Scan the data beneath this task and copy each line that includes "curve".

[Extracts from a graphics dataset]
----

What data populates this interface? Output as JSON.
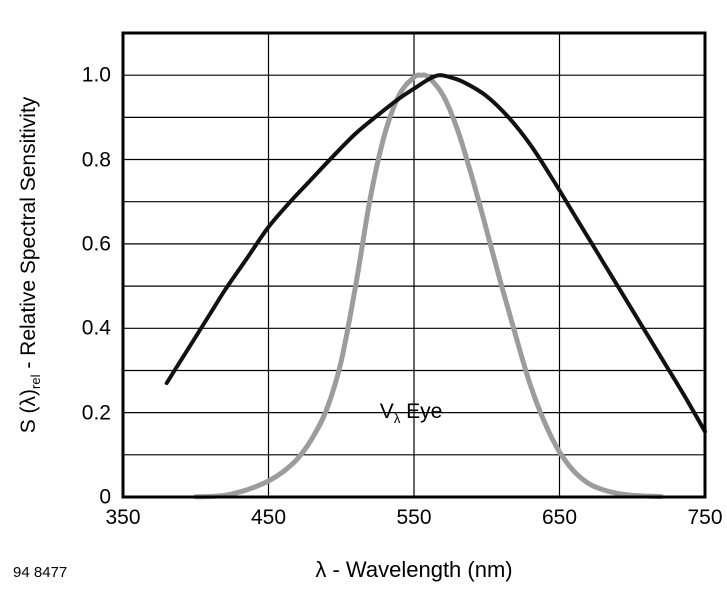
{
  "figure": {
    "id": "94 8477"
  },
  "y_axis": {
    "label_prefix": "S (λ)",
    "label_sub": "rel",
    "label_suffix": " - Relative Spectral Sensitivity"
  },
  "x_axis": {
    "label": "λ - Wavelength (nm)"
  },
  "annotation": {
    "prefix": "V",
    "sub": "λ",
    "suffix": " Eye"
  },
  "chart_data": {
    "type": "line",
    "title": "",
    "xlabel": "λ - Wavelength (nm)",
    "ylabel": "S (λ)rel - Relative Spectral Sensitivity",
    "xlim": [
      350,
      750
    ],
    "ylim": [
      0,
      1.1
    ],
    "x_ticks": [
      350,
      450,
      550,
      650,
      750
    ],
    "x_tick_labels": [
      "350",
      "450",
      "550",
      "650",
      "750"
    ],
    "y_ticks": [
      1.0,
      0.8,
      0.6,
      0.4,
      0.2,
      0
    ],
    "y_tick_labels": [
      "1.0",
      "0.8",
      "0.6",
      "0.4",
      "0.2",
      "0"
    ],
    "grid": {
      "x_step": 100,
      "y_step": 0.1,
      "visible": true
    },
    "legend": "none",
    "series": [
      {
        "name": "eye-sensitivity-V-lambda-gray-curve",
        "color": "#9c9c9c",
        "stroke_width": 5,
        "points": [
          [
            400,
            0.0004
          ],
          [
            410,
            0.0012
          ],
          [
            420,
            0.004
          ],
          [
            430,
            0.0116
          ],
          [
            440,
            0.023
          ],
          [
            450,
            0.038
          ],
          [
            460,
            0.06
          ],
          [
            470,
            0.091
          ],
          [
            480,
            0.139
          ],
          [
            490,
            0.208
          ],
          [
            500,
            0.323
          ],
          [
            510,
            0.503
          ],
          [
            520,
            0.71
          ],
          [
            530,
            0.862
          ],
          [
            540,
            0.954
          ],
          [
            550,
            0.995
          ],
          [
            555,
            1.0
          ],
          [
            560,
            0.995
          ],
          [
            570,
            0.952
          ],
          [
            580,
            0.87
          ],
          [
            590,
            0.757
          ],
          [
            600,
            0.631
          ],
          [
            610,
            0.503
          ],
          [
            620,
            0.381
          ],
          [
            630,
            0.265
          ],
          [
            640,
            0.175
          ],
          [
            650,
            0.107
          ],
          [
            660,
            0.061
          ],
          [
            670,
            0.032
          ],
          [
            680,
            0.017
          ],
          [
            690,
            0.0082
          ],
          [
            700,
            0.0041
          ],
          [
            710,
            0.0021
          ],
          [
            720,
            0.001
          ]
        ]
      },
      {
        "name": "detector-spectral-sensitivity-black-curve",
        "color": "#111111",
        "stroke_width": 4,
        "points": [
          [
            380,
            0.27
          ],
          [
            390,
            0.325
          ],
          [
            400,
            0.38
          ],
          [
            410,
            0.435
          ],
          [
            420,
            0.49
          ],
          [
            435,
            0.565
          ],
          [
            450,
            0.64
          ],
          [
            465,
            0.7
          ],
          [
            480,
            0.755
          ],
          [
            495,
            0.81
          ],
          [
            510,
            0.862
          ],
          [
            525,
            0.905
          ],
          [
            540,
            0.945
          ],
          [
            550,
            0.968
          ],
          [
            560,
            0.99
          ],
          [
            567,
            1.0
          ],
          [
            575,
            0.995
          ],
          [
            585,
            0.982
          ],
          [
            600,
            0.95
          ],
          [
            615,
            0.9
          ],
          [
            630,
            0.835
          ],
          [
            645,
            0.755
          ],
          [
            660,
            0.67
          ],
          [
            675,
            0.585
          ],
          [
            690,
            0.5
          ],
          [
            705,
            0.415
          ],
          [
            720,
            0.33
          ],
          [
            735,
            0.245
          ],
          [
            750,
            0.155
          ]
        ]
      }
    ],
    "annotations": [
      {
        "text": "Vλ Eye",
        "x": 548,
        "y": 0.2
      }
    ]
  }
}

----

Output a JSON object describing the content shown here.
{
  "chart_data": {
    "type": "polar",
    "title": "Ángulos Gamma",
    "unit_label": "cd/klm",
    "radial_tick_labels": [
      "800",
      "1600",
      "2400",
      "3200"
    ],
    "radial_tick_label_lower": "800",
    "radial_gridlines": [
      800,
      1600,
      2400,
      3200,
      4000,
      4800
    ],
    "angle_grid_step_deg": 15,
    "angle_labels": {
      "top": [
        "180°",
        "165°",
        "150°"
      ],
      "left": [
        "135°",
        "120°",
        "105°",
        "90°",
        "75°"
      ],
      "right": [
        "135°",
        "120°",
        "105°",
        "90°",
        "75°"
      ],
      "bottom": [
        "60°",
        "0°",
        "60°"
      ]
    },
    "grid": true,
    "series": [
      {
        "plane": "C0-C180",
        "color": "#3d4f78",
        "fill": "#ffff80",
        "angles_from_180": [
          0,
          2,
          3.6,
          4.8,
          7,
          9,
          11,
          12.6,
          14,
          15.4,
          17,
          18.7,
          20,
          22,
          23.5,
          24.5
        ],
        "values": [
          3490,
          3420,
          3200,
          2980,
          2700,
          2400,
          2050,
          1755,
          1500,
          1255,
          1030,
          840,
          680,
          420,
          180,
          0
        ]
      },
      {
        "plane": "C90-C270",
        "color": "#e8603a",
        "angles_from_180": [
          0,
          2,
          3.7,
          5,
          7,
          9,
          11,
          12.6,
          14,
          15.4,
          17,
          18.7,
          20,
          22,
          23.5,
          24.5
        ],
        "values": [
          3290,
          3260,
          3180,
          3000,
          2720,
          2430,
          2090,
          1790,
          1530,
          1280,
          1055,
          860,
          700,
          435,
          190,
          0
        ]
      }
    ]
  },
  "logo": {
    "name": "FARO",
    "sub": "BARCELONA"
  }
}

----

## Solution below
        "name": "eye-sensitivity-V-lambda-gray-curve",
        "name": "detector-spectral-sensitivity-black-curve",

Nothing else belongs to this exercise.